Short task
Quote the data below in full, please, without altering anything.

Data section
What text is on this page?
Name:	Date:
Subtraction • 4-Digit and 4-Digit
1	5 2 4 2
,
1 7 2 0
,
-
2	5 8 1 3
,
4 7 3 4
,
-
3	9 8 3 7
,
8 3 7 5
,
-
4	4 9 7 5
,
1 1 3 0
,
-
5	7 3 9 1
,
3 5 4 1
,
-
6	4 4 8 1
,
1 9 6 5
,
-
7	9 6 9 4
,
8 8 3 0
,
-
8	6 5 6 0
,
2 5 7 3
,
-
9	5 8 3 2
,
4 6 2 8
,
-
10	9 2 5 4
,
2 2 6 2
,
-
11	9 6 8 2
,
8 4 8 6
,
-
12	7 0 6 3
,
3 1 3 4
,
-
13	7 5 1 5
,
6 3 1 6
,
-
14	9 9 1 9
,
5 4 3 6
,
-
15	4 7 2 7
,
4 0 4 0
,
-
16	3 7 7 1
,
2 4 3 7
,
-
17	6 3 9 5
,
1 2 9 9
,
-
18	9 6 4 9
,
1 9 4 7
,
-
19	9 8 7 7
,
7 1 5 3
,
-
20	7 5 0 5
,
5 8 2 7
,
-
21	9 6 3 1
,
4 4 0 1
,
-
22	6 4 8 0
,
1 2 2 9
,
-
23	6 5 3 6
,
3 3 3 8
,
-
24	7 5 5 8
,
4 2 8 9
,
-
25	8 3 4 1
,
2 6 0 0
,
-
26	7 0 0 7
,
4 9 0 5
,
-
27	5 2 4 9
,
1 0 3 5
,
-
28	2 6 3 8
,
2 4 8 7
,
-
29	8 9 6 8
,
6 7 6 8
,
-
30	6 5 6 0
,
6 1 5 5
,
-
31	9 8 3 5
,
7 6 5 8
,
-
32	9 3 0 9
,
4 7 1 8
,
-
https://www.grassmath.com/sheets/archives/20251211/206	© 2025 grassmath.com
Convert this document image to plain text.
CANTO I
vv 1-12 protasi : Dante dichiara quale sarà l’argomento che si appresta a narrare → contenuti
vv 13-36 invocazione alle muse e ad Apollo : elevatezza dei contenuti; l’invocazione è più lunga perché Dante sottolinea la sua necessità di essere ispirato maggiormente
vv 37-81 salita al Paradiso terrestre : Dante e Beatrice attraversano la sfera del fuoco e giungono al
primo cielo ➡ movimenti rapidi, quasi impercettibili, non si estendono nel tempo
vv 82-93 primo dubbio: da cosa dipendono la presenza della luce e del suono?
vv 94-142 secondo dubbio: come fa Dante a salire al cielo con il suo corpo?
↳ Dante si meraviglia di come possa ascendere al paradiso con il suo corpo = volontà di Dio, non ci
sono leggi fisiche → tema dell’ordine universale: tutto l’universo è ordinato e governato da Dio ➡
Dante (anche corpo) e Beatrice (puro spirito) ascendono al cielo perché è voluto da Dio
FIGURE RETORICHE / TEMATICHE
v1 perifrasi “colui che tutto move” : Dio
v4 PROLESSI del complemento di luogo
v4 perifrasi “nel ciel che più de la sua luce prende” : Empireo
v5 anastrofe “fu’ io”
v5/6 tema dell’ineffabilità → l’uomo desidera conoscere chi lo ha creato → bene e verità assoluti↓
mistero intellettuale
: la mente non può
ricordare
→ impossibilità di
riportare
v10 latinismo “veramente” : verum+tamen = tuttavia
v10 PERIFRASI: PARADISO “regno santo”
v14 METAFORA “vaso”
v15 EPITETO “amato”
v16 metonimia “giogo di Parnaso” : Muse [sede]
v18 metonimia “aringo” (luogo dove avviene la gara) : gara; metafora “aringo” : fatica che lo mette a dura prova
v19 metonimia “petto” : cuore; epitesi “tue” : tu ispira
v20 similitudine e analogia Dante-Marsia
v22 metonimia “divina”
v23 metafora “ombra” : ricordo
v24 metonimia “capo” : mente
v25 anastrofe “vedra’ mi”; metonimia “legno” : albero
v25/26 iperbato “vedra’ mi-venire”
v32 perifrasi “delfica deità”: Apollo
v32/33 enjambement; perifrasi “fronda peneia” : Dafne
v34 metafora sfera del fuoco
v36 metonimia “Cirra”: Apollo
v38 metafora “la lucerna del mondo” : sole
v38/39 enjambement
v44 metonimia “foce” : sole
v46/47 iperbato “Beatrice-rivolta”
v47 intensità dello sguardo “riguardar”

Answer to this task
What text is on this page?
Name:	Date:
Subtraction • 4-Digit and 4-Digit
1	5 2 4 2
,
1 7 2 0
,
-
2	5 8 1 3
,
4 7 3 4
,
-
3	9 8 3 7
,
8 3 7 5
,
-
4	4 9 7 5
,
1 1 3 0
,
-
5	7 3 9 1
,
3 5 4 1
,
-
6	4 4 8 1
,
1 9 6 5
,
-
7	9 6 9 4
,
8 8 3 0
,
-
8	6 5 6 0
,
2 5 7 3
,
-
9	5 8 3 2
,
4 6 2 8
,
-
10	9 2 5 4
,
2 2 6 2
,
-
11	9 6 8 2
,
8 4 8 6
,
-
12	7 0 6 3
,
3 1 3 4
,
-
13	7 5 1 5
,
6 3 1 6
,
-
14	9 9 1 9
,
5 4 3 6
,
-
15	4 7 2 7
,
4 0 4 0
,
-
16	3 7 7 1
,
2 4 3 7
,
-
17	6 3 9 5
,
1 2 9 9
,
-
18	9 6 4 9
,
1 9 4 7
,
-
19	9 8 7 7
,
7 1 5 3
,
-
20	7 5 0 5
,
5 8 2 7
,
-
21	9 6 3 1
,
4 4 0 1
,
-
22	6 4 8 0
,
1 2 2 9
,
-
23	6 5 3 6
,
3 3 3 8
,
-
24	7 5 5 8
,
4 2 8 9
,
-
25	8 3 4 1
,
2 6 0 0
,
-
26	7 0 0 7
,
4 9 0 5
,
-
27	5 2 4 9
,
1 0 3 5
,
-
28	2 6 3 8
,
2 4 8 7
,
-
29	8 9 6 8
,
6 7 6 8
,
-
30	6 5 6 0
,
6 1 5 5
,
-
31	9 8 3 5
,
7 6 5 8
,
-
32	9 3 0 9
,
4 7 1 8
,
-
https://www.grassmath.com/sheets/archives/20251211/206	© 2025 grassmath.com
Convert this document image to plain text.
CANTO I
vv 1-12 protasi : Dante dichiara quale sarà l’argomento che si appresta a narrare → contenuti
vv 13-36 invocazione alle muse e ad Apollo : elevatezza dei contenuti; l’invocazione è più lunga perché Dante sottolinea la sua necessità di essere ispirato maggiormente
vv 37-81 salita al Paradiso terrestre : Dante e Beatrice attraversano la sfera del fuoco e giungono al
primo cielo ➡ movimenti rapidi, quasi impercettibili, non si estendono nel tempo
vv 82-93 primo dubbio: da cosa dipendono la presenza della luce e del suono?
vv 94-142 secondo dubbio: come fa Dante a salire al cielo con il suo corpo?
↳ Dante si meraviglia di come possa ascendere al paradiso con il suo corpo = volontà di Dio, non ci
sono leggi fisiche → tema dell’ordine universale: tutto l’universo è ordinato e governato da Dio ➡
Dante (anche corpo) e Beatrice (puro spirito) ascendono al cielo perché è voluto da Dio
FIGURE RETORICHE / TEMATICHE
v1 perifrasi “colui che tutto move” : Dio
v4 PROLESSI del complemento di luogo
v4 perifrasi “nel ciel che più de la sua luce prende” : Empireo
v5 anastrofe “fu’ io”
v5/6 tema dell’ineffabilità → l’uomo desidera conoscere chi lo ha creato → bene e verità assoluti↓
mistero intellettuale
: la mente non può
ricordare
→ impossibilità di
riportare
v10 latinismo “veramente” : verum+tamen = tuttavia
v10 PERIFRASI: PARADISO “regno santo”
v14 METAFORA “vaso”
v15 EPITETO “amato”
v16 metonimia “giogo di Parnaso” : Muse [sede]
v18 metonimia “aringo” (luogo dove avviene la gara) : gara; metafora “aringo” : fatica che lo mette a dura prova
v19 metonimia “petto” : cuore; epitesi “tue” : tu ispira
v20 similitudine e analogia Dante-Marsia
v22 metonimia “divina”
v23 metafora “ombra” : ricordo
v24 metonimia “capo” : mente
v25 anastrofe “vedra’ mi”; metonimia “legno” : albero
v25/26 iperbato “vedra’ mi-venire”
v32 perifrasi “delfica deità”: Apollo
v32/33 enjambement; perifrasi “fronda peneia” : Dafne
v34 metafora sfera del fuoco
v36 metonimia “Cirra”: Apollo
v38 metafora “la lucerna del mondo” : sole
v38/39 enjambement
v44 metonimia “foce” : sole
v46/47 iperbato “Beatrice-rivolta”
v47 intensità dello sguardo “riguardar”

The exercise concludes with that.